TASK DETAILS: Repeat the data below exactly, dropping any pictures it holds.

▬▬▬▬▬▬▬▬▬▬

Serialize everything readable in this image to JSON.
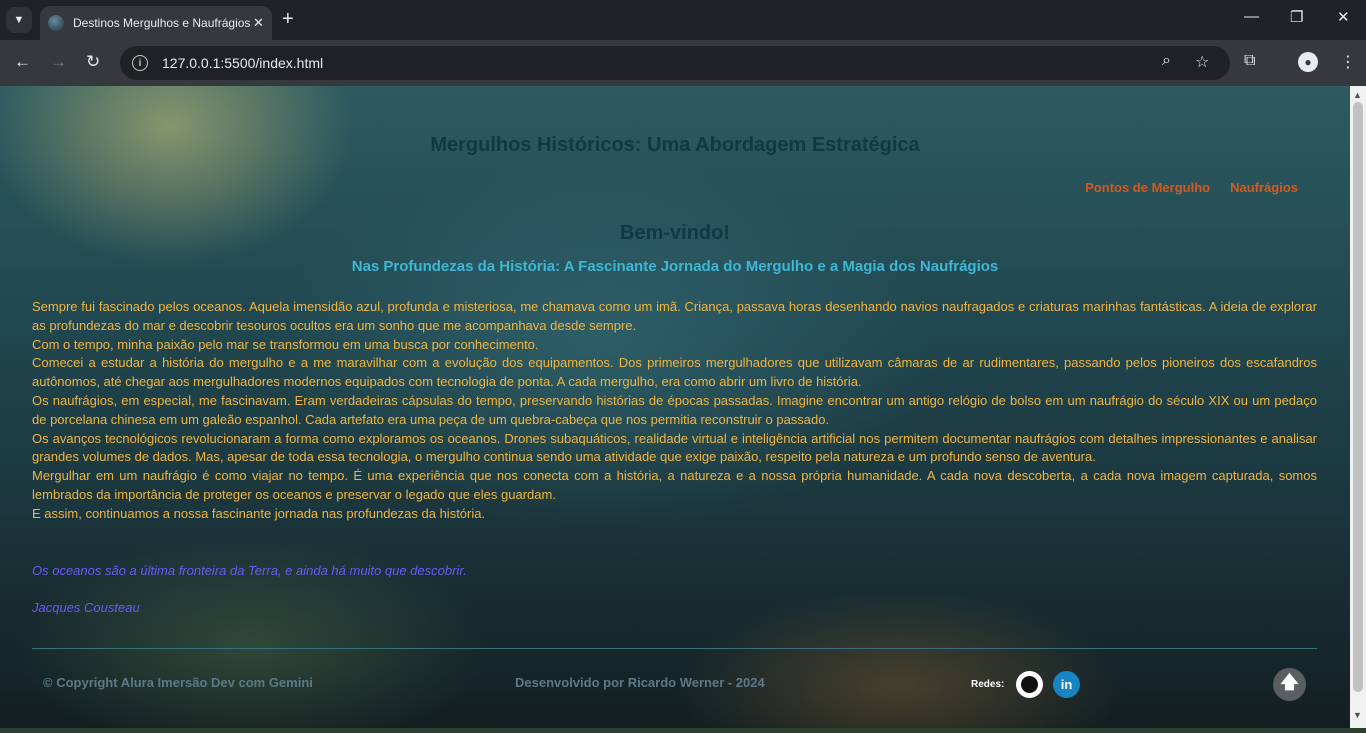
{
  "browser": {
    "tab_title": "Destinos Mergulhos e Naufrágios",
    "url": "127.0.0.1:5500/index.html",
    "tab_close": "✕",
    "new_tab": "+"
  },
  "page": {
    "title": "Mergulhos Históricos: Uma Abordagem Estratégica",
    "nav": [
      "Pontos de Mergulho",
      "Naufrágios"
    ],
    "welcome": "Bem-vindo!",
    "subtitle": "Nas Profundezas da História: A Fascinante Jornada do Mergulho e a Magia dos Naufrágios",
    "paragraphs": [
      "Sempre fui fascinado pelos oceanos. Aquela imensidão azul, profunda e misteriosa, me chamava como um imã. Criança, passava horas desenhando navios naufragados e criaturas marinhas fantásticas. A ideia de explorar as profundezas do mar e descobrir tesouros ocultos era um sonho que me acompanhava desde sempre.",
      "Com o tempo, minha paixão pelo mar se transformou em uma busca por conhecimento.",
      "Comecei a estudar a história do mergulho e a me maravilhar com a evolução dos equipamentos. Dos primeiros mergulhadores que utilizavam câmaras de ar rudimentares, passando pelos pioneiros dos escafandros autônomos, até chegar aos mergulhadores modernos equipados com tecnologia de ponta. A cada mergulho, era como abrir um livro de história.",
      "Os naufrágios, em especial, me fascinavam. Eram verdadeiras cápsulas do tempo, preservando histórias de épocas passadas. Imagine encontrar um antigo relógio de bolso em um naufrágio do século XIX ou um pedaço de porcelana chinesa em um galeão espanhol. Cada artefato era uma peça de um quebra-cabeça que nos permitia reconstruir o passado.",
      "Os avanços tecnológicos revolucionaram a forma como exploramos os oceanos. Drones subaquáticos, realidade virtual e inteligência artificial nos permitem documentar naufrágios com detalhes impressionantes e analisar grandes volumes de dados. Mas, apesar de toda essa tecnologia, o mergulho continua sendo uma atividade que exige paixão, respeito pela natureza e um profundo senso de aventura.",
      "Mergulhar em um naufrágio é como viajar no tempo. É uma experiência que nos conecta com a história, a natureza e a nossa própria humanidade. A cada nova descoberta, a cada nova imagem capturada, somos lembrados da importância de proteger os oceanos e preservar o legado que eles guardam.",
      "E assim, continuamos a nossa fascinante jornada nas profundezas da história."
    ],
    "quote": "Os oceanos são a última fronteira da Terra, e ainda há muito que descobrir.",
    "quote_author": "Jacques Cousteau"
  },
  "footer": {
    "copyright": "© Copyright Alura Imersão Dev com Gemini",
    "developer": "Desenvolvido por Ricardo Werner - 2024",
    "social_label": "Redes:",
    "linkedin_text": "in",
    "back_to_top": "🡅"
  },
  "icons": [
    "search-icon",
    "star-icon",
    "extensions-icon",
    "profile-icon",
    "more-icon",
    "github-icon",
    "linkedin-icon",
    "arrow-up-icon"
  ],
  "colors": {
    "title": "#0d3a45",
    "nav_link": "#d45a1f",
    "subtitle": "#3fb7d4",
    "body_text": "#f0b540",
    "quote": "#6d5af2",
    "footer_text": "#5b7a85"
  }
}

▬▬▬▬▬▬▬▬▬▬

EXERCISE ANSWER:
Serialize everything readable in this image to JSON.
{
  "browser": {
    "tab_title": "Destinos Mergulhos e Naufrágios",
    "url": "127.0.0.1:5500/index.html",
    "tab_close": "✕",
    "new_tab": "+"
  },
  "page": {
    "title": "Mergulhos Históricos: Uma Abordagem Estratégica",
    "nav": [
      "Pontos de Mergulho",
      "Naufrágios"
    ],
    "welcome": "Bem-vindo!",
    "subtitle": "Nas Profundezas da História: A Fascinante Jornada do Mergulho e a Magia dos Naufrágios",
    "paragraphs": [
      "Sempre fui fascinado pelos oceanos. Aquela imensidão azul, profunda e misteriosa, me chamava como um imã. Criança, passava horas desenhando navios naufragados e criaturas marinhas fantásticas. A ideia de explorar as profundezas do mar e descobrir tesouros ocultos era um sonho que me acompanhava desde sempre.",
      "Com o tempo, minha paixão pelo mar se transformou em uma busca por conhecimento.",
      "Comecei a estudar a história do mergulho e a me maravilhar com a evolução dos equipamentos. Dos primeiros mergulhadores que utilizavam câmaras de ar rudimentares, passando pelos pioneiros dos escafandros autônomos, até chegar aos mergulhadores modernos equipados com tecnologia de ponta. A cada mergulho, era como abrir um livro de história.",
      "Os naufrágios, em especial, me fascinavam. Eram verdadeiras cápsulas do tempo, preservando histórias de épocas passadas. Imagine encontrar um antigo relógio de bolso em um naufrágio do século XIX ou um pedaço de porcelana chinesa em um galeão espanhol. Cada artefato era uma peça de um quebra-cabeça que nos permitia reconstruir o passado.",
      "Os avanços tecnológicos revolucionaram a forma como exploramos os oceanos. Drones subaquáticos, realidade virtual e inteligência artificial nos permitem documentar naufrágios com detalhes impressionantes e analisar grandes volumes de dados. Mas, apesar de toda essa tecnologia, o mergulho continua sendo uma atividade que exige paixão, respeito pela natureza e um profundo senso de aventura.",
      "Mergulhar em um naufrágio é como viajar no tempo. É uma experiência que nos conecta com a história, a natureza e a nossa própria humanidade. A cada nova descoberta, a cada nova imagem capturada, somos lembrados da importância de proteger os oceanos e preservar o legado que eles guardam.",
      "E assim, continuamos a nossa fascinante jornada nas profundezas da história."
    ],
    "quote": "Os oceanos são a última fronteira da Terra, e ainda há muito que descobrir.",
    "quote_author": "Jacques Cousteau"
  },
  "footer": {
    "copyright": "© Copyright Alura Imersão Dev com Gemini",
    "developer": "Desenvolvido por Ricardo Werner - 2024",
    "social_label": "Redes:",
    "linkedin_text": "in",
    "back_to_top": "🡅"
  },
  "icons": [
    "search-icon",
    "star-icon",
    "extensions-icon",
    "profile-icon",
    "more-icon",
    "github-icon",
    "linkedin-icon",
    "arrow-up-icon"
  ],
  "colors": {
    "title": "#0d3a45",
    "nav_link": "#d45a1f",
    "subtitle": "#3fb7d4",
    "body_text": "#f0b540",
    "quote": "#6d5af2",
    "footer_text": "#5b7a85"
  }
}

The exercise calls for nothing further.